Data for this task -

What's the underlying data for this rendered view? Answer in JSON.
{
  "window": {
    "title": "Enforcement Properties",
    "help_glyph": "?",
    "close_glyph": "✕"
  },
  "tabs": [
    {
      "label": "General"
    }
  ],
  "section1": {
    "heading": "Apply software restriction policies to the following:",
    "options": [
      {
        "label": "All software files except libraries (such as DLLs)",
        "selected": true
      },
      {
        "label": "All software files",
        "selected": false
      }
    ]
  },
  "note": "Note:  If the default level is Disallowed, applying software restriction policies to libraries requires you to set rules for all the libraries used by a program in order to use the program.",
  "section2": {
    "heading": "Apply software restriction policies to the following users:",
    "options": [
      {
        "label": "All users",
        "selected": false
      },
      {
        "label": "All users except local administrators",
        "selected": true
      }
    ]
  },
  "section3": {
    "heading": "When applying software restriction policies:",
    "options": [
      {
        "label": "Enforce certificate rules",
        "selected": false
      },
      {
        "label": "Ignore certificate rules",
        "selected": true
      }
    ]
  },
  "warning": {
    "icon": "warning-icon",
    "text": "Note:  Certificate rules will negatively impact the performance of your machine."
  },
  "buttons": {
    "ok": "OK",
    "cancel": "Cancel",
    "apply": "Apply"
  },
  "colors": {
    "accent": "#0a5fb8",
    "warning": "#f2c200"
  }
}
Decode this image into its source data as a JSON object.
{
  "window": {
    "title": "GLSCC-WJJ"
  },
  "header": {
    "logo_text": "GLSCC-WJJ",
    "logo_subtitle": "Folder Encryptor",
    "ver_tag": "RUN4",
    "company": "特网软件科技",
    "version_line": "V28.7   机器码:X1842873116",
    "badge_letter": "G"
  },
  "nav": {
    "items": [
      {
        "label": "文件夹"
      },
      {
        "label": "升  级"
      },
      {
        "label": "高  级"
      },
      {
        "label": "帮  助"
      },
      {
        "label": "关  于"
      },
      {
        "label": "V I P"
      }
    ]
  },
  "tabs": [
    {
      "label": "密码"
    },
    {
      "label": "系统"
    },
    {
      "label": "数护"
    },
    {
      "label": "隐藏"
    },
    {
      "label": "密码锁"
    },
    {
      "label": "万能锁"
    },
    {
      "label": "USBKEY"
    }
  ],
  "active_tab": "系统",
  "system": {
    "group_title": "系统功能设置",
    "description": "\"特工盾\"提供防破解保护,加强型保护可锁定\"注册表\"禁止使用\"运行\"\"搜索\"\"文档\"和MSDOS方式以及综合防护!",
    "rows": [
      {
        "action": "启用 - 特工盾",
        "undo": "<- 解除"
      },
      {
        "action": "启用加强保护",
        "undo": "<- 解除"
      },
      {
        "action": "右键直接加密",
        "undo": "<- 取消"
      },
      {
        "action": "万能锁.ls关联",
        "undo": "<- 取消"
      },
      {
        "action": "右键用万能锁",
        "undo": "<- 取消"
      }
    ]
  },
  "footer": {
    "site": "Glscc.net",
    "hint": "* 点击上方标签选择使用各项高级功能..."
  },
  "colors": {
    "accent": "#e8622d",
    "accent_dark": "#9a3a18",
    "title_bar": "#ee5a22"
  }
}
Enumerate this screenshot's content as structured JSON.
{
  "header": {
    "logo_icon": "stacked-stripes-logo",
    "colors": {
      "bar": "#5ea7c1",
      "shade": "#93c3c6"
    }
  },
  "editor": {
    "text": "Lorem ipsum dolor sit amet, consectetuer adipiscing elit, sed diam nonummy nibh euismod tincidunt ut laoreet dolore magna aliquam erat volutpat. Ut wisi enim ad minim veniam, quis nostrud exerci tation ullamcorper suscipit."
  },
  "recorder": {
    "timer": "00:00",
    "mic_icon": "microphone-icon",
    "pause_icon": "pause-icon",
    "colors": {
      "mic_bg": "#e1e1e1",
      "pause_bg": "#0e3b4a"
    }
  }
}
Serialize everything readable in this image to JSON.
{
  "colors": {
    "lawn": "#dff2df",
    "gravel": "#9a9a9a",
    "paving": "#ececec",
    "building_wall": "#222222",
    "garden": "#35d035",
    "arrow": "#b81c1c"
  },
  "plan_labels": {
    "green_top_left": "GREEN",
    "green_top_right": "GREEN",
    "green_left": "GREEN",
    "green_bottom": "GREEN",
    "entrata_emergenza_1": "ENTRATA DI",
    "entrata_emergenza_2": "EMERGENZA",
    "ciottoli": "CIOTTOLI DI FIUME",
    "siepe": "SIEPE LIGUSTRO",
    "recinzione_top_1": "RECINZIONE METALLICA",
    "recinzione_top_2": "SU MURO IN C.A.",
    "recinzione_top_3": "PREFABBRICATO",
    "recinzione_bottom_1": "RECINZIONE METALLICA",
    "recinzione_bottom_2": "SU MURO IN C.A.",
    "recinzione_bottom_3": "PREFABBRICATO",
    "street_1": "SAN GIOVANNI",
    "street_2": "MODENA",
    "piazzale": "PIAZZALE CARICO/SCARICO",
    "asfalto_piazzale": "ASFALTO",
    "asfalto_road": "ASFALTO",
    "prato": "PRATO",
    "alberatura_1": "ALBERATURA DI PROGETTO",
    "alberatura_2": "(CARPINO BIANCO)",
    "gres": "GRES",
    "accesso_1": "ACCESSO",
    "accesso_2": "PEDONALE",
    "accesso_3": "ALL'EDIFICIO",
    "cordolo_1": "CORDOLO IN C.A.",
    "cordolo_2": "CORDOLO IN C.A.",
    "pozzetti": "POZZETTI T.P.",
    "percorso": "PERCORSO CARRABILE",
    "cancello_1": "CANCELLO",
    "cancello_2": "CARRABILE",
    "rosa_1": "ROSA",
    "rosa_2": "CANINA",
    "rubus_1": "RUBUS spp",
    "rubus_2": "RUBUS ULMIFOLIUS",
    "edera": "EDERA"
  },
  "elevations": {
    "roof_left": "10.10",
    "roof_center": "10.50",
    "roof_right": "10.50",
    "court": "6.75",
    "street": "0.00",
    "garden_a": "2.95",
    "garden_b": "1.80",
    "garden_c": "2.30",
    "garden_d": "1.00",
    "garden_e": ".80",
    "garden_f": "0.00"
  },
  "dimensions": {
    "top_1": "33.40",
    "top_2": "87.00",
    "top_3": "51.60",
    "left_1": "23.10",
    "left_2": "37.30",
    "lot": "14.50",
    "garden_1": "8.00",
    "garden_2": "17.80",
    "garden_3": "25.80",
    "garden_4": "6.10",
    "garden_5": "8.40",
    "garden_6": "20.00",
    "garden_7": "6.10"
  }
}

Objective - What is the number of lines that hold the string "files"? Reply with that number alone.

Task output - 2